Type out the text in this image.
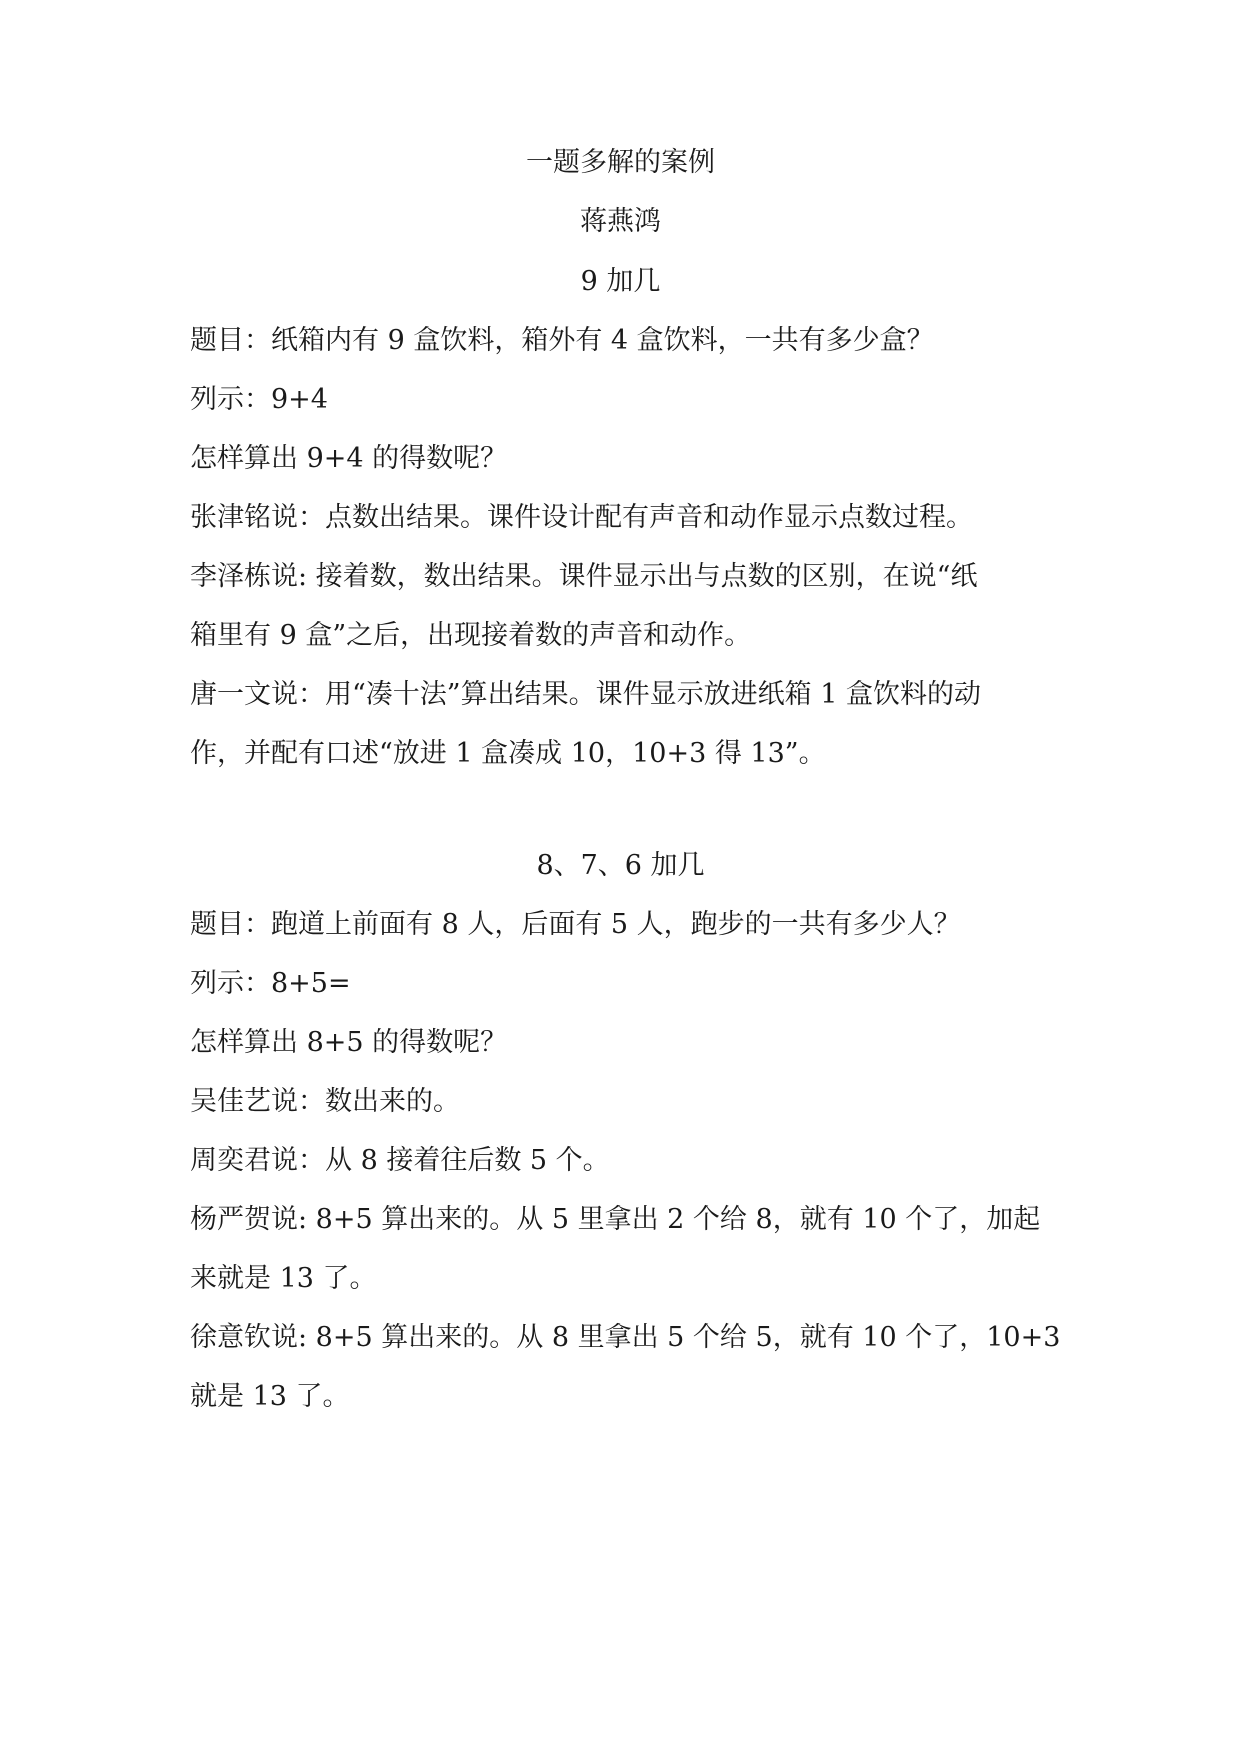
一题多解的案例
蒋燕鸿
9 加几
题目：纸箱内有 9 盒饮料，箱外有 4 盒饮料，一共有多少盒？
列示：9+4
怎样算出 9+4 的得数呢？
张津铭说：点数出结果。课件设计配有声音和动作显示点数过程。
李泽栋说: 接着数，数出结果。课件显示出与点数的区别，在说“纸
箱里有 9 盒”之后，出现接着数的声音和动作。
唐一文说：用“凑十法”算出结果。课件显示放进纸箱 1 盒饮料的动
作，并配有口述“放进 1 盒凑成 10，10+3 得 13”。
8、7、6 加几
题目：跑道上前面有 8 人，后面有 5 人，跑步的一共有多少人？
列示：8+5=
怎样算出 8+5 的得数呢？
吴佳艺说：数出来的。
周奕君说：从 8 接着往后数 5 个。
杨严贺说: 8+5 算出来的。从 5 里拿出 2 个给 8，就有 10 个了，加起
来就是 13 了。
徐意钦说: 8+5 算出来的。从 8 里拿出 5 个给 5，就有 10 个了，10+3
就是 13 了。
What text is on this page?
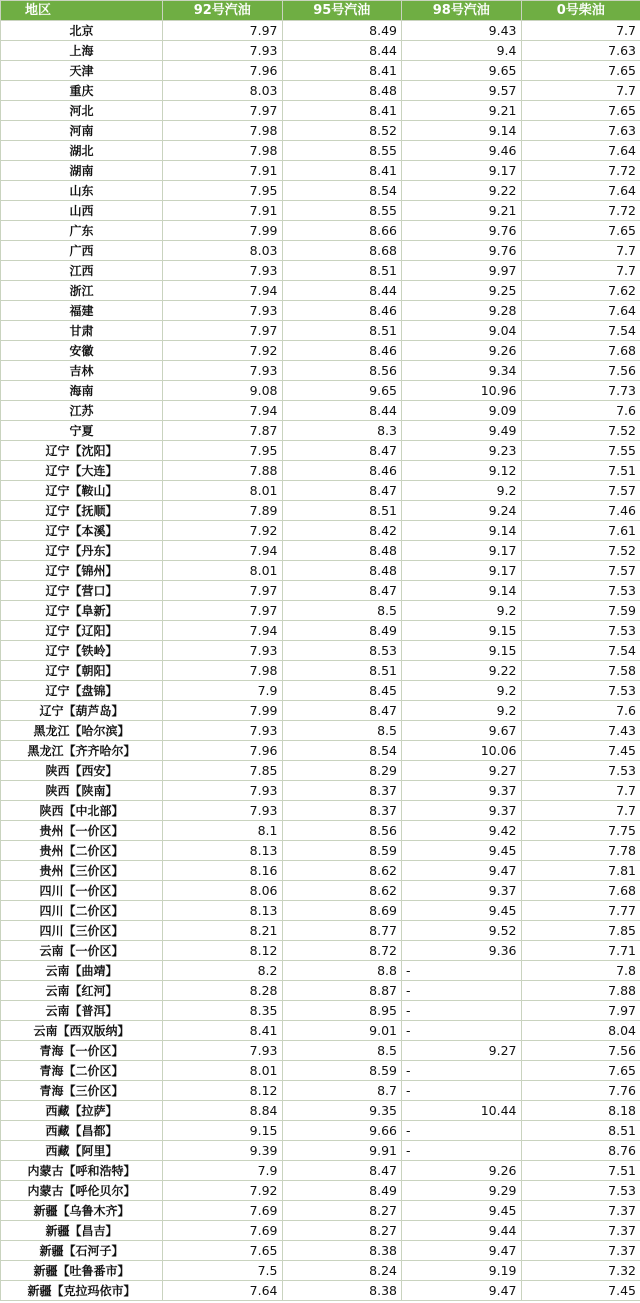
地区	92号汽油	95号汽油	98号汽油	0号柴油
北京	7.97	8.49	9.43	7.7
上海	7.93	8.44	9.4	7.63
天津	7.96	8.41	9.65	7.65
重庆	8.03	8.48	9.57	7.7
河北	7.97	8.41	9.21	7.65
河南	7.98	8.52	9.14	7.63
湖北	7.98	8.55	9.46	7.64
湖南	7.91	8.41	9.17	7.72
山东	7.95	8.54	9.22	7.64
山西	7.91	8.55	9.21	7.72
广东	7.99	8.66	9.76	7.65
广西	8.03	8.68	9.76	7.7
江西	7.93	8.51	9.97	7.7
浙江	7.94	8.44	9.25	7.62
福建	7.93	8.46	9.28	7.64
甘肃	7.97	8.51	9.04	7.54
安徽	7.92	8.46	9.26	7.68
吉林	7.93	8.56	9.34	7.56
海南	9.08	9.65	10.96	7.73
江苏	7.94	8.44	9.09	7.6
宁夏	7.87	8.3	9.49	7.52
辽宁【沈阳】	7.95	8.47	9.23	7.55
辽宁【大连】	7.88	8.46	9.12	7.51
辽宁【鞍山】	8.01	8.47	9.2	7.57
辽宁【抚顺】	7.89	8.51	9.24	7.46
辽宁【本溪】	7.92	8.42	9.14	7.61
辽宁【丹东】	7.94	8.48	9.17	7.52
辽宁【锦州】	8.01	8.48	9.17	7.57
辽宁【营口】	7.97	8.47	9.14	7.53
辽宁【阜新】	7.97	8.5	9.2	7.59
辽宁【辽阳】	7.94	8.49	9.15	7.53
辽宁【铁岭】	7.93	8.53	9.15	7.54
辽宁【朝阳】	7.98	8.51	9.22	7.58
辽宁【盘锦】	7.9	8.45	9.2	7.53
辽宁【葫芦岛】	7.99	8.47	9.2	7.6
黑龙江【哈尔滨】	7.93	8.5	9.67	7.43
黑龙江【齐齐哈尔】	7.96	8.54	10.06	7.45
陕西【西安】	7.85	8.29	9.27	7.53
陕西【陕南】	7.93	8.37	9.37	7.7
陕西【中北部】	7.93	8.37	9.37	7.7
贵州【一价区】	8.1	8.56	9.42	7.75
贵州【二价区】	8.13	8.59	9.45	7.78
贵州【三价区】	8.16	8.62	9.47	7.81
四川【一价区】	8.06	8.62	9.37	7.68
四川【二价区】	8.13	8.69	9.45	7.77
四川【三价区】	8.21	8.77	9.52	7.85
云南【一价区】	8.12	8.72	9.36	7.71
云南【曲靖】	8.2	8.8	-	7.8
云南【红河】	8.28	8.87	-	7.88
云南【普洱】	8.35	8.95	-	7.97
云南【西双版纳】	8.41	9.01	-	8.04
青海【一价区】	7.93	8.5	9.27	7.56
青海【二价区】	8.01	8.59	-	7.65
青海【三价区】	8.12	8.7	-	7.76
西藏【拉萨】	8.84	9.35	10.44	8.18
西藏【昌都】	9.15	9.66	-	8.51
西藏【阿里】	9.39	9.91	-	8.76
内蒙古【呼和浩特】	7.9	8.47	9.26	7.51
内蒙古【呼伦贝尔】	7.92	8.49	9.29	7.53
新疆【乌鲁木齐】	7.69	8.27	9.45	7.37
新疆【昌吉】	7.69	8.27	9.44	7.37
新疆【石河子】	7.65	8.38	9.47	7.37
新疆【吐鲁番市】	7.5	8.24	9.19	7.32
新疆【克拉玛依市】	7.64	8.38	9.47	7.45
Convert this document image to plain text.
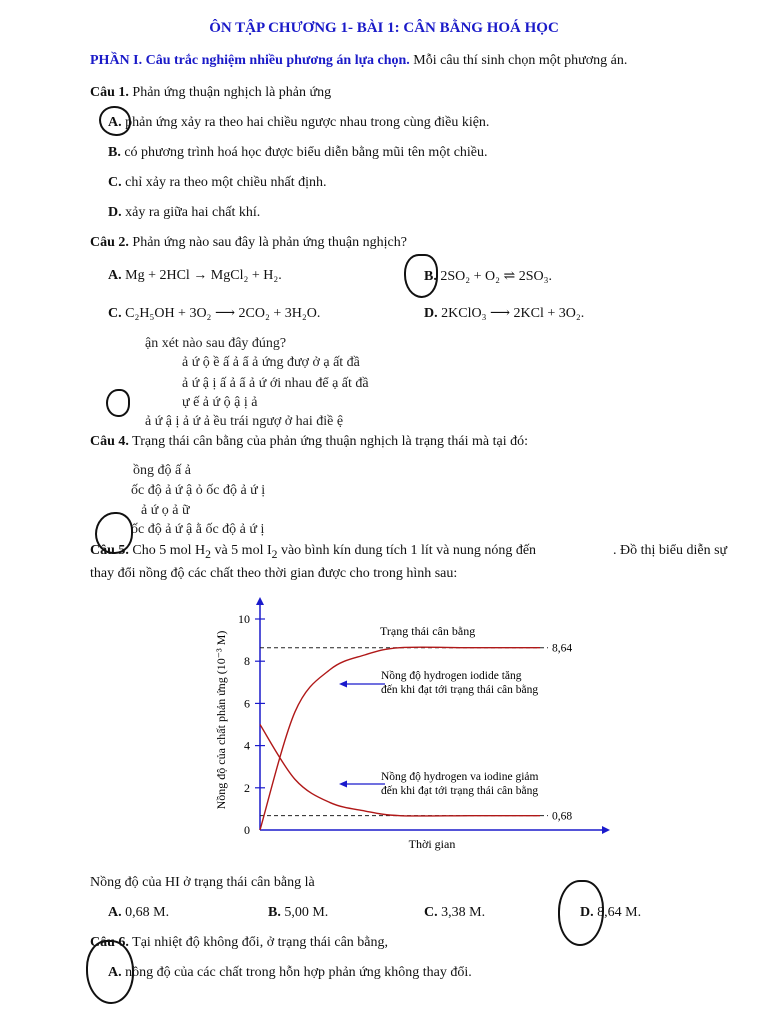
ÔN TẬP CHƯƠNG 1- BÀI 1: CÂN BẰNG HOÁ HỌC
PHẦN I. Câu trắc nghiệm nhiều phương án lựa chọn. Mỗi câu thí sinh chọn một phương án.
Câu 1. Phản ứng thuận nghịch là phản ứng
A. phản ứng xảy ra theo hai chiều ngược nhau trong cùng điều kiện.
B. có phương trình hoá học được biểu diễn bằng mũi tên một chiều.
C. chỉ xảy ra theo một chiều nhất định.
D. xảy ra giữa hai chất khí.
Câu 2. Phản ứng nào sau đây là phản ứng thuận nghịch?
A. Mg + 2HCl → MgCl₂ + H₂.	B. 2SO₂ + O₂ ⇌ 2SO₃.
C. C₂H₅OH + 3O₂ ⟶ 2CO₂ + 3H₂O.	D. 2KClO₃ ⟶ 2KCl + 3O₂.
ận xét nào sau đây đúng?
ả ứ ộ ề ấ ả ẩ ả ứng đượ ở ạ ất đầ
ả ứ ậ ị ấ ả ẩ ả ứ ới nhau để ạ ất đầ
ự ế ả ứ ộ ậ ị ả
ả ứ ậ ị ả ứ ả ều trái ngượ ở hai điề ệ
Câu 4. Trạng thái cân bằng của phản ứng thuận nghịch là trạng thái mà tại đó:
ồng độ ấ ả
ốc độ ả ứ ậ ỏ ốc độ ả ứ ị
ả ứ ọ ả ữ
ốc độ ả ứ ậ ằ ốc độ ả ứ ị
Câu 5. Cho 5 mol $H_2$ và 5 mol $I_2$ vào bình kín dung tích 1 lít và nung nóng đến	. Đồ thị biểu diễn sự
thay đổi nồng độ các chất theo thời gian được cho trong hình sau:
Nồng độ của chất phản ứng (10⁻³ M)
0
2
4
6
8
10
8,64
0,68
Trạng thái cân bằng
Nồng độ hydrogen iodide tăng
đến khi đạt tới trạng thái cân bằng
Nồng độ hydrogen va iodine giảm
đến khi đạt tới trạng thái cân bằng
Thời gian
Nồng độ của HI ở trạng thái cân bằng là
A. 0,68 M.	B. 5,00 M.	C. 3,38 M.	D. 8,64 M.
Câu 6. Tại nhiệt độ không đổi, ở trạng thái cân bằng,
A. nồng độ của các chất trong hỗn hợp phản ứng không thay đổi.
* * * *
Give the count of lines holding the word "thái" and nothing more.

Response to the task: 6